Show all lines holding "this".

┄┄┄┄┄┄

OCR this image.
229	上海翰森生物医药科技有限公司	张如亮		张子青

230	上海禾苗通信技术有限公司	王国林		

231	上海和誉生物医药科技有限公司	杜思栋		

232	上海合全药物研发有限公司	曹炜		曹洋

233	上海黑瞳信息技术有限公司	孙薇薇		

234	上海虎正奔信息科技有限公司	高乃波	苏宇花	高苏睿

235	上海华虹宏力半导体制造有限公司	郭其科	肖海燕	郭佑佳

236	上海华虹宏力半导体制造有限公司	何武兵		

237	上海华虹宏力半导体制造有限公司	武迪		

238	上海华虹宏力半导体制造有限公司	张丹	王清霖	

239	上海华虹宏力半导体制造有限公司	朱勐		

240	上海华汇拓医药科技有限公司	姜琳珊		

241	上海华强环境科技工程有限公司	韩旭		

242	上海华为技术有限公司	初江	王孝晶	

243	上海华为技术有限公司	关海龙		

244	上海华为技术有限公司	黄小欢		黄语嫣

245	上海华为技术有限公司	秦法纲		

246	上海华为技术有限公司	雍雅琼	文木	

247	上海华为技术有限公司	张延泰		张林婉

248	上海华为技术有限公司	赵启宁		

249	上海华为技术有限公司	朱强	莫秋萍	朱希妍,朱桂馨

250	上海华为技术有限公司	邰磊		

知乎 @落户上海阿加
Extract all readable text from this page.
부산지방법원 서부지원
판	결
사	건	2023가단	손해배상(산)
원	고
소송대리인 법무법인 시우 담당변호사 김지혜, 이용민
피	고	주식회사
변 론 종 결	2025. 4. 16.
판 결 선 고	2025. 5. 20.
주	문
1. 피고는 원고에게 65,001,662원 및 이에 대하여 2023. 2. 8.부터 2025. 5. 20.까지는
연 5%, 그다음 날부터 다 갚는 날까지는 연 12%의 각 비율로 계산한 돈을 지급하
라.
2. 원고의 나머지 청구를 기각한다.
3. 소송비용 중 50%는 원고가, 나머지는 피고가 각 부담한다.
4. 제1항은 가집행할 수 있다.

┄┄┄┄┄┄

▶ _Solution to the problem_:
OCR this image.
Extract all readable text from this page.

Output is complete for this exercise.